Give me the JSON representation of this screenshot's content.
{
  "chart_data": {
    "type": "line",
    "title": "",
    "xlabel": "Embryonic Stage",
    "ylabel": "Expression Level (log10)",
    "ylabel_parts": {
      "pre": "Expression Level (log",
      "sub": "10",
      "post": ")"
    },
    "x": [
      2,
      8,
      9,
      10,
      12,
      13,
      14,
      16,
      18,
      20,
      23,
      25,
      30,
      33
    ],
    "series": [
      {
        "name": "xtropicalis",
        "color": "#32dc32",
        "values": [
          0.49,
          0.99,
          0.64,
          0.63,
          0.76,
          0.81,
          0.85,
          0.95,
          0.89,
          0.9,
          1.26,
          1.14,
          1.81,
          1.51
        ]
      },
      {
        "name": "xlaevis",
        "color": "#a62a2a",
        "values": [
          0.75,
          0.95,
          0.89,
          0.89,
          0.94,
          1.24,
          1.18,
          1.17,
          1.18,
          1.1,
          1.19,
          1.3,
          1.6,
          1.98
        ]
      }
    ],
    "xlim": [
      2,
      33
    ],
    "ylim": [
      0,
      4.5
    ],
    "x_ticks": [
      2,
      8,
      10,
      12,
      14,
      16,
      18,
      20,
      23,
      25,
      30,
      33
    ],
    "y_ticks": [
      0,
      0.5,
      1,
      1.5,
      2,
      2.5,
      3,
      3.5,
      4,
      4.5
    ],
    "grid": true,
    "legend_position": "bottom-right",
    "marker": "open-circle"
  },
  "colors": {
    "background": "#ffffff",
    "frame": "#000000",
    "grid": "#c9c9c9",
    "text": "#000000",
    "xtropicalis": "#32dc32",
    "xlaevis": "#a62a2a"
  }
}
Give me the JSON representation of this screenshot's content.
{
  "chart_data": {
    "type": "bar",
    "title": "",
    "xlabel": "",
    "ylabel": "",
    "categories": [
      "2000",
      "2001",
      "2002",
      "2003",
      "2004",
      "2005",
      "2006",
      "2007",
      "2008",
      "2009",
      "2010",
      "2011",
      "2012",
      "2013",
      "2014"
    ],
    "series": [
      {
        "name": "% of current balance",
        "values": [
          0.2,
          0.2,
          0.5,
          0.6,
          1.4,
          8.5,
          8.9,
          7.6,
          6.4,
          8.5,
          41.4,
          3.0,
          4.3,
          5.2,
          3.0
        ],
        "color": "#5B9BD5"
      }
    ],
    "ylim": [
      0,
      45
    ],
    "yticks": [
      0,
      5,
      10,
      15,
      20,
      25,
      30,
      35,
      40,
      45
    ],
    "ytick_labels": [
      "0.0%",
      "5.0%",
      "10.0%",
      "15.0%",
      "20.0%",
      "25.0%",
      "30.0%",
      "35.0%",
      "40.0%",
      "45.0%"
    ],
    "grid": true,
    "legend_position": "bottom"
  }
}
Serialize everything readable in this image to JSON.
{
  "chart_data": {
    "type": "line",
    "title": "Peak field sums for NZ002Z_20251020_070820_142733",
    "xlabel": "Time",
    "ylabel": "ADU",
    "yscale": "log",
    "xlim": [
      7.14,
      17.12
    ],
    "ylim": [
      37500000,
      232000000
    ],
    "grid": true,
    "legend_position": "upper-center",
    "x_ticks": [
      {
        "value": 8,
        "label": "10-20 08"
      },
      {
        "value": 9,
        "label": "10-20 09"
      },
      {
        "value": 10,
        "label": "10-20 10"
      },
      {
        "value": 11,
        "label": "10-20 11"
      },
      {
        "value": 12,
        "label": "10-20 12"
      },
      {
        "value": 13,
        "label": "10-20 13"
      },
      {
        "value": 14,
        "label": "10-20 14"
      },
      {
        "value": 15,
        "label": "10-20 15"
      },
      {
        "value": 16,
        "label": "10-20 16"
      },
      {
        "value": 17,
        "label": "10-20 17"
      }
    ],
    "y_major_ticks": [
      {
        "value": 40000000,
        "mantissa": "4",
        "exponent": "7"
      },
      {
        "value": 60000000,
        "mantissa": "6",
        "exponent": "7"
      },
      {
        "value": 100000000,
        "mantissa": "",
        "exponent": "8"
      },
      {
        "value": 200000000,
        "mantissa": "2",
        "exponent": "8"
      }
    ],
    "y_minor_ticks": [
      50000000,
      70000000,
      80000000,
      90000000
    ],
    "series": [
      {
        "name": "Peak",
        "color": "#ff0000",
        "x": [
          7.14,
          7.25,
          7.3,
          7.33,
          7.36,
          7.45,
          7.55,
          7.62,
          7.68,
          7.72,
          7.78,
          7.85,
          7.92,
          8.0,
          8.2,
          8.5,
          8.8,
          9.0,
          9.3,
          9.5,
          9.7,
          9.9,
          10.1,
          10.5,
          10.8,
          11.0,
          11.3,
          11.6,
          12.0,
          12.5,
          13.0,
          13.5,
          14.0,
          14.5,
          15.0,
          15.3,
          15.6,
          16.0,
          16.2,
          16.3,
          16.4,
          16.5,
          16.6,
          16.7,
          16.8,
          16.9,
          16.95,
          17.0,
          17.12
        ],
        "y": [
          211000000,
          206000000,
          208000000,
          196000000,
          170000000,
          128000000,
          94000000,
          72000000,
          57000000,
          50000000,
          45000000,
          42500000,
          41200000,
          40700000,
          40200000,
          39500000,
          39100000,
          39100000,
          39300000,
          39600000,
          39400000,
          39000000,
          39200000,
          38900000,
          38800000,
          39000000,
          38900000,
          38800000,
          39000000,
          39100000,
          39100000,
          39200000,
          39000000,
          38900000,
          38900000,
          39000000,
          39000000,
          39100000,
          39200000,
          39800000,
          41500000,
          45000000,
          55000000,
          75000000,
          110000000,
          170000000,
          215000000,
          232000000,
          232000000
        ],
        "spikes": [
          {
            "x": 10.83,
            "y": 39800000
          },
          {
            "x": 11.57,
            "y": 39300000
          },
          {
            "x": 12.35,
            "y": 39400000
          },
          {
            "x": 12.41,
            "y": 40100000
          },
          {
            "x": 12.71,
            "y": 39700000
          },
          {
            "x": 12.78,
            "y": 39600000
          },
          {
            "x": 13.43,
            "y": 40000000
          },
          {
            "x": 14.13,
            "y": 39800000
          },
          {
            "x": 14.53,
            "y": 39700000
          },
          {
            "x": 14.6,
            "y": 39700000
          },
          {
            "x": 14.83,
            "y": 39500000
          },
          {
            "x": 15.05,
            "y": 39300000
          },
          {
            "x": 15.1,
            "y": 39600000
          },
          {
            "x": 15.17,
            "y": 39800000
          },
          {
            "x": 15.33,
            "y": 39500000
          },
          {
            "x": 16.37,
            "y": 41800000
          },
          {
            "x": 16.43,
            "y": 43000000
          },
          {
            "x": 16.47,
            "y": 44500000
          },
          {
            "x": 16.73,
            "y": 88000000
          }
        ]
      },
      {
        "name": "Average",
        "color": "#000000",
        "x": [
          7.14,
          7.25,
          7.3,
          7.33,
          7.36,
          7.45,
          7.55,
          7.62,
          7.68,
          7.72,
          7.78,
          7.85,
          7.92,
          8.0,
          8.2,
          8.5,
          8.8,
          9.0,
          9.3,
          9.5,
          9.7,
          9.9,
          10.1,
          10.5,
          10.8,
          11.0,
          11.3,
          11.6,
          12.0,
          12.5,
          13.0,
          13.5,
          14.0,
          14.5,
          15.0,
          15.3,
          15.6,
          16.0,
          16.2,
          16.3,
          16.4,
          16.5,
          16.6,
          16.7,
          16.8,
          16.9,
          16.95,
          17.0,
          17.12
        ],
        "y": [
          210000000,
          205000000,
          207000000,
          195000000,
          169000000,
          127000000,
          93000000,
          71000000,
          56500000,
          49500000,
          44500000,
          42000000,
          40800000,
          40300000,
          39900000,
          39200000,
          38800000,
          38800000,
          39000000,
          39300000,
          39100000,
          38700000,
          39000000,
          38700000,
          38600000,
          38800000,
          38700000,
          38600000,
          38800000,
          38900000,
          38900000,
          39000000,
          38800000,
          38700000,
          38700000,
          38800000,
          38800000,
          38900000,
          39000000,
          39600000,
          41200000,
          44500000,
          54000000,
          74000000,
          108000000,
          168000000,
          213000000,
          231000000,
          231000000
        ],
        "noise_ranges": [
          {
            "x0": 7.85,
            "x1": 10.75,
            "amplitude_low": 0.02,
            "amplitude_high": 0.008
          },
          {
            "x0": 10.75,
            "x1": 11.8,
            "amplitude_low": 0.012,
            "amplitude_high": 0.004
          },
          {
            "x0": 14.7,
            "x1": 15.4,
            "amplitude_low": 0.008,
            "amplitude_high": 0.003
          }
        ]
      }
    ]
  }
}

====================

AIM OF THE TASK:
Look through the entries above. Extract each line with the word "xtropicalis".

TASK SOLUTION:
        "name": "xtropicalis",
    "xtropicalis": "#32dc32",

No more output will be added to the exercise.